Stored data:
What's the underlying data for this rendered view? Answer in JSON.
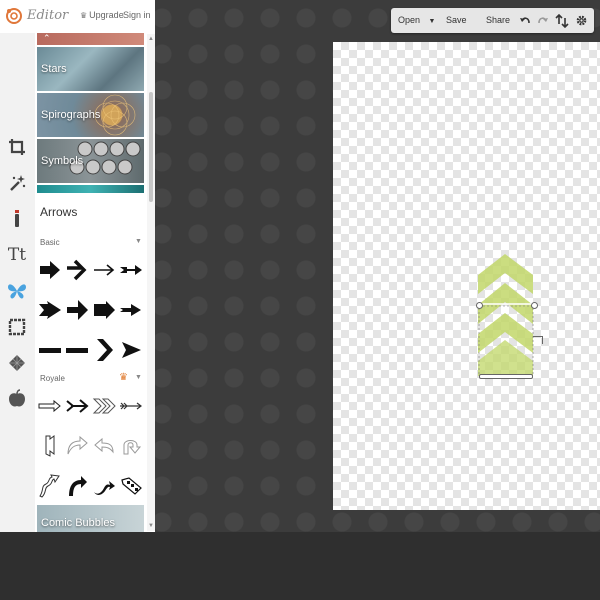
{
  "header": {
    "app_title": "Editor",
    "upgrade_label": "Upgrade",
    "signin_label": "Sign in",
    "logo_color": "#e0773a"
  },
  "toolbar": {
    "tools": [
      {
        "name": "crop-tool",
        "icon": "crop-icon"
      },
      {
        "name": "effects-tool",
        "icon": "magic-wand-icon"
      },
      {
        "name": "touch-up-tool",
        "icon": "brush-icon"
      },
      {
        "name": "text-tool",
        "icon": "text-icon",
        "label": "Tt"
      },
      {
        "name": "overlays-tool",
        "icon": "butterfly-icon",
        "active": true,
        "accent": "#4aa3df"
      },
      {
        "name": "frames-tool",
        "icon": "frame-icon"
      },
      {
        "name": "textures-tool",
        "icon": "texture-icon"
      },
      {
        "name": "seasonal-tool",
        "icon": "apple-icon"
      }
    ]
  },
  "panel": {
    "categories_above": [
      "Stars",
      "Spirographs",
      "Symbols"
    ],
    "category_below": "Comic Bubbles",
    "open_category": "Arrows",
    "sections": [
      {
        "name": "Basic"
      },
      {
        "name": "Royale",
        "badge_icon": "crown-icon",
        "badge_color": "#e07a2e"
      }
    ]
  },
  "topbar": {
    "open_label": "Open",
    "save_label": "Save",
    "share_label": "Share"
  },
  "canvas": {
    "shape_color": "#c2d86a"
  }
}
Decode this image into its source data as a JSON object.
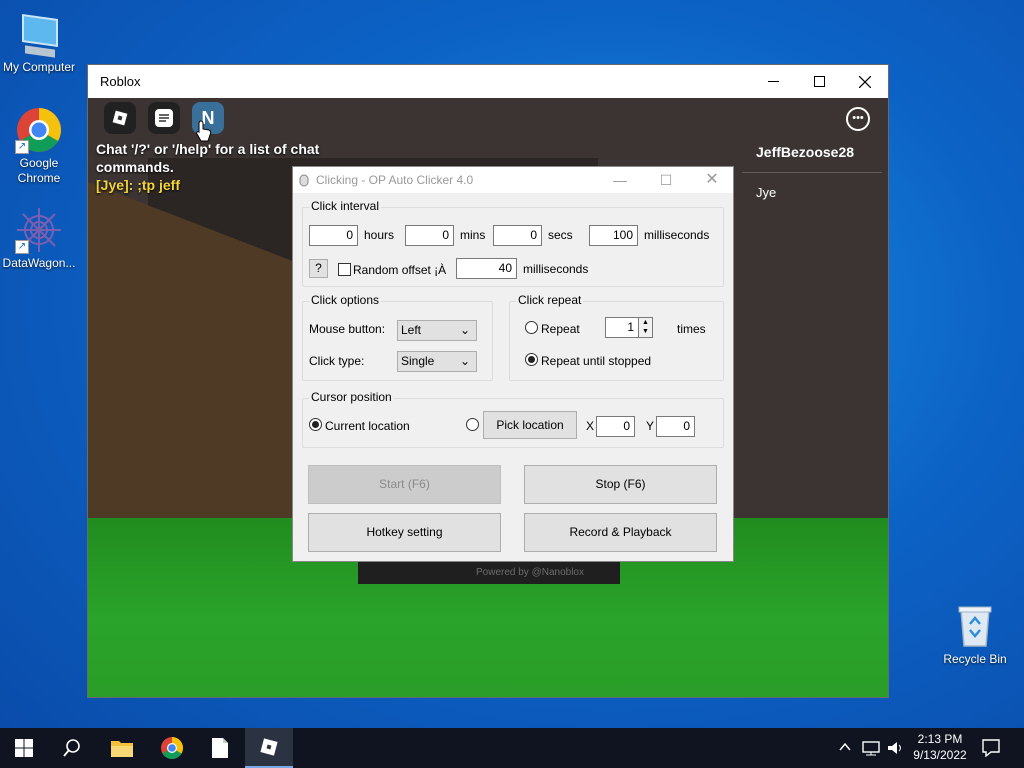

• Exercise instructions: Pick out the lines containing the word "icon" and show them.

• Written answer:
        "icon": "crop-icon"
        "icon": "magic-wand-icon"
        "icon": "brush-icon"
        "icon": "text-icon",
        "icon": "butterfly-icon",
        "icon": "frame-icon"
        "icon": "texture-icon"
        "icon": "apple-icon"
        "badge_icon": "crown-icon",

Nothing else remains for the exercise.